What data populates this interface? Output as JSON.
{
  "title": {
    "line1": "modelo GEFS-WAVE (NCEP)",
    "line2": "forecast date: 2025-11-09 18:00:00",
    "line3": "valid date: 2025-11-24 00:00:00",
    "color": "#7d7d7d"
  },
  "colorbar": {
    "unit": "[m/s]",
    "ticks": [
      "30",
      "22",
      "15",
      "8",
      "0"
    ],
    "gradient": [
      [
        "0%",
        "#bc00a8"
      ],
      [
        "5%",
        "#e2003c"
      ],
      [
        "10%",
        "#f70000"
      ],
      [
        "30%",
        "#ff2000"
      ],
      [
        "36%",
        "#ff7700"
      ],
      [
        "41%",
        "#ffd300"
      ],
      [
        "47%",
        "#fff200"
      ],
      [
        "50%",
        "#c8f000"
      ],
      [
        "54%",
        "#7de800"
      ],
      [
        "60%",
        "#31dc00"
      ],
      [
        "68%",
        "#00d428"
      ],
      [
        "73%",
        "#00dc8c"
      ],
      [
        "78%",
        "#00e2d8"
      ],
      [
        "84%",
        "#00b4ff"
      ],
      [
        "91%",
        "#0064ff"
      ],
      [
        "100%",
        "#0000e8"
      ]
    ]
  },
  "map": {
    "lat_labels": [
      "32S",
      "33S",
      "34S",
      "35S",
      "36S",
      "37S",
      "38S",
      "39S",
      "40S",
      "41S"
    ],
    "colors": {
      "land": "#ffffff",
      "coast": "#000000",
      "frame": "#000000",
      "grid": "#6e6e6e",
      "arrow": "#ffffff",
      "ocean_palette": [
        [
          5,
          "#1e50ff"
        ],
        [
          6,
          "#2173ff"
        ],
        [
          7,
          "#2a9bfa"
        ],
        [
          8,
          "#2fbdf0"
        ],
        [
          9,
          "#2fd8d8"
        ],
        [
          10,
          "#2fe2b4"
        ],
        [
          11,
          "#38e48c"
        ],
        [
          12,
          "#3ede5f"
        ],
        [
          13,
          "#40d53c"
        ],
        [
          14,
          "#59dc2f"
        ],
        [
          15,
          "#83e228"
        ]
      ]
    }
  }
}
++++++++++++++++++++
DIRECTIONS FOR THIS TASK:
Each of the records should be retyped exactly.

THE RESPONSE:
What data populates this interface? Output as JSON.
{
  "title": {
    "line1": "modelo GEFS-WAVE (NCEP)",
    "line2": "forecast date: 2025-11-09 18:00:00",
    "line3": "valid date: 2025-11-24 00:00:00",
    "color": "#7d7d7d"
  },
  "colorbar": {
    "unit": "[m/s]",
    "ticks": [
      "30",
      "22",
      "15",
      "8",
      "0"
    ],
    "gradient": [
      [
        "0%",
        "#bc00a8"
      ],
      [
        "5%",
        "#e2003c"
      ],
      [
        "10%",
        "#f70000"
      ],
      [
        "30%",
        "#ff2000"
      ],
      [
        "36%",
        "#ff7700"
      ],
      [
        "41%",
        "#ffd300"
      ],
      [
        "47%",
        "#fff200"
      ],
      [
        "50%",
        "#c8f000"
      ],
      [
        "54%",
        "#7de800"
      ],
      [
        "60%",
        "#31dc00"
      ],
      [
        "68%",
        "#00d428"
      ],
      [
        "73%",
        "#00dc8c"
      ],
      [
        "78%",
        "#00e2d8"
      ],
      [
        "84%",
        "#00b4ff"
      ],
      [
        "91%",
        "#0064ff"
      ],
      [
        "100%",
        "#0000e8"
      ]
    ]
  },
  "map": {
    "lat_labels": [
      "32S",
      "33S",
      "34S",
      "35S",
      "36S",
      "37S",
      "38S",
      "39S",
      "40S",
      "41S"
    ],
    "colors": {
      "land": "#ffffff",
      "coast": "#000000",
      "frame": "#000000",
      "grid": "#6e6e6e",
      "arrow": "#ffffff",
      "ocean_palette": [
        [
          5,
          "#1e50ff"
        ],
        [
          6,
          "#2173ff"
        ],
        [
          7,
          "#2a9bfa"
        ],
        [
          8,
          "#2fbdf0"
        ],
        [
          9,
          "#2fd8d8"
        ],
        [
          10,
          "#2fe2b4"
        ],
        [
          11,
          "#38e48c"
        ],
        [
          12,
          "#3ede5f"
        ],
        [
          13,
          "#40d53c"
        ],
        [
          14,
          "#59dc2f"
        ],
        [
          15,
          "#83e228"
        ]
      ]
    }
  }
}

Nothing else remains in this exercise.